### Given problem
Could you transcribe every record below exactly as written, leaving out any pictures?

++++ Exercise input ++++

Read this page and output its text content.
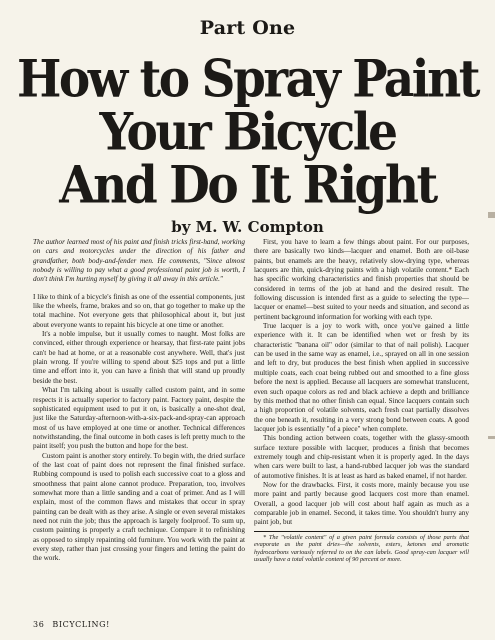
Part One
How to Spray Paint
Your Bicycle
And Do It Right
by M. W. Compton

The author learned most of his paint and finish tricks first-hand, working on cars and motorcycles under the direction of his father and grandfather, both body-and-fender men. He comments, "Since almost nobody is willing to pay what a good professional paint job is worth, I don't think I'm hurting myself by giving it all away in this article."

I like to think of a bicycle's finish as one of the essential components, just like the wheels, frame, brakes and so on, that go together to make up the total machine. Not everyone gets that philosophical about it, but just about everyone wants to repaint his bicycle at one time or another.

It's a noble impulse, but it usually comes to naught. Most folks are convinced, either through experience or hearsay, that first-rate paint jobs can't be had at home, or at a reasonable cost anywhere. Well, that's just plain wrong. If you're willing to spend about $25 tops and put a little time and effort into it, you can have a finish that will stand up proudly beside the best.

What I'm talking about is usually called custom paint, and in some respects it is actually superior to factory paint. Factory paint, despite the sophisticated equipment used to put it on, is basically a one-shot deal, just like the Saturday-afternoon-with-a-six-pack-and-spray-can approach most of us have employed at one time or another. Technical differences notwithstanding, the final outcome in both cases is left pretty much to the paint itself; you push the button and hope for the best.

Custom paint is another story entirely. To begin with, the dried surface of the last coat of paint does not represent the final finished surface. Rubbing compound is used to polish each successive coat to a gloss and smoothness that paint alone cannot produce. Preparation, too, involves somewhat more than a little sanding and a coat of primer. And as I will explain, most of the common flaws and mistakes that occur in spray painting can be dealt with as they arise. A single or even several mistakes need not ruin the job; thus the approach is largely foolproof. To sum up, custom painting is properly a craft technique. Compare it to refinishing as opposed to simply repainting old furniture. You work with the paint at every step, rather than just crossing your fingers and letting the paint do the work.

First, you have to learn a few things about paint. For our purposes, there are basically two kinds—lacquer and enamel. Both are oil-base paints, but enamels are the heavy, relatively slow-drying type, whereas lacquers are thin, quick-drying paints with a high volatile content.* Each has specific working characteristics and finish properties that should be considered in terms of the job at hand and the desired result. The following discussion is intended first as a guide to selecting the type—lacquer or enamel—best suited to your needs and situation, and second as pertinent background information for working with each type.

True lacquer is a joy to work with, once you've gained a little experience with it. It can be identified when wet or fresh by its characteristic "banana oil" odor (similar to that of nail polish). Lacquer can be used in the same way as enamel, i.e., sprayed on all in one session and left to dry, but produces the best finish when applied in successive multiple coats, each coat being rubbed out and smoothed to a fine gloss before the next is applied. Because all lacquers are somewhat translucent, even such opaque colors as red and black achieve a depth and brilliance by this method that no other finish can equal. Since lacquers contain such a high proportion of volatile solvents, each fresh coat partially dissolves the one beneath it, resulting in a very strong bond between coats. A good lacquer job is essentially "of a piece" when complete.

This bonding action between coats, together with the glassy-smooth surface texture possible with lacquer, produces a finish that becomes extremely tough and chip-resistant when it is properly aged. In the days when cars were built to last, a hand-rubbed lacquer job was the standard of automotive finishes. It is at least as hard as baked enamel, if not harder.

Now for the drawbacks. First, it costs more, mainly because you use more paint and partly because good lacquers cost more than enamel. Overall, a good lacquer job will cost about half again as much as a comparable job in enamel. Second, it takes time. You shouldn't hurry any paint job, but

* The "volatile content" of a given paint formula consists of those parts that evaporate as the paint dries—the solvents, esters, ketones and aromatic hydrocarbons variously referred to on the can labels. Good spray-can lacquer will usually have a total volatile content of 90 percent or more.

36 BICYCLING!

++++

### Exercise output
Read this page and output its text content.
Part One
How to Spray Paint
Your Bicycle
And Do It Right
by M. W. Compton

The author learned most of his paint and finish tricks first-hand, working on cars and motorcycles under the direction of his father and grandfather, both body-and-fender men. He comments, "Since almost nobody is willing to pay what a good professional paint job is worth, I don't think I'm hurting myself by giving it all away in this article."

I like to think of a bicycle's finish as one of the essential components, just like the wheels, frame, brakes and so on, that go together to make up the total machine. Not everyone gets that philosophical about it, but just about everyone wants to repaint his bicycle at one time or another.

It's a noble impulse, but it usually comes to naught. Most folks are convinced, either through experience or hearsay, that first-rate paint jobs can't be had at home, or at a reasonable cost anywhere. Well, that's just plain wrong. If you're willing to spend about $25 tops and put a little time and effort into it, you can have a finish that will stand up proudly beside the best.

What I'm talking about is usually called custom paint, and in some respects it is actually superior to factory paint. Factory paint, despite the sophisticated equipment used to put it on, is basically a one-shot deal, just like the Saturday-afternoon-with-a-six-pack-and-spray-can approach most of us have employed at one time or another. Technical differences notwithstanding, the final outcome in both cases is left pretty much to the paint itself; you push the button and hope for the best.

Custom paint is another story entirely. To begin with, the dried surface of the last coat of paint does not represent the final finished surface. Rubbing compound is used to polish each successive coat to a gloss and smoothness that paint alone cannot produce. Preparation, too, involves somewhat more than a little sanding and a coat of primer. And as I will explain, most of the common flaws and mistakes that occur in spray painting can be dealt with as they arise. A single or even several mistakes need not ruin the job; thus the approach is largely foolproof. To sum up, custom painting is properly a craft technique. Compare it to refinishing as opposed to simply repainting old furniture. You work with the paint at every step, rather than just crossing your fingers and letting the paint do the work.

First, you have to learn a few things about paint. For our purposes, there are basically two kinds—lacquer and enamel. Both are oil-base paints, but enamels are the heavy, relatively slow-drying type, whereas lacquers are thin, quick-drying paints with a high volatile content.* Each has specific working characteristics and finish properties that should be considered in terms of the job at hand and the desired result. The following discussion is intended first as a guide to selecting the type—lacquer or enamel—best suited to your needs and situation, and second as pertinent background information for working with each type.

True lacquer is a joy to work with, once you've gained a little experience with it. It can be identified when wet or fresh by its characteristic "banana oil" odor (similar to that of nail polish). Lacquer can be used in the same way as enamel, i.e., sprayed on all in one session and left to dry, but produces the best finish when applied in successive multiple coats, each coat being rubbed out and smoothed to a fine gloss before the next is applied. Because all lacquers are somewhat translucent, even such opaque colors as red and black achieve a depth and brilliance by this method that no other finish can equal. Since lacquers contain such a high proportion of volatile solvents, each fresh coat partially dissolves the one beneath it, resulting in a very strong bond between coats. A good lacquer job is essentially "of a piece" when complete.

This bonding action between coats, together with the glassy-smooth surface texture possible with lacquer, produces a finish that becomes extremely tough and chip-resistant when it is properly aged. In the days when cars were built to last, a hand-rubbed lacquer job was the standard of automotive finishes. It is at least as hard as baked enamel, if not harder.

Now for the drawbacks. First, it costs more, mainly because you use more paint and partly because good lacquers cost more than enamel. Overall, a good lacquer job will cost about half again as much as a comparable job in enamel. Second, it takes time. You shouldn't hurry any paint job, but

* The "volatile content" of a given paint formula consists of those parts that evaporate as the paint dries—the solvents, esters, ketones and aromatic hydrocarbons variously referred to on the can labels. Good spray-can lacquer will usually have a total volatile content of 90 percent or more.

36 BICYCLING!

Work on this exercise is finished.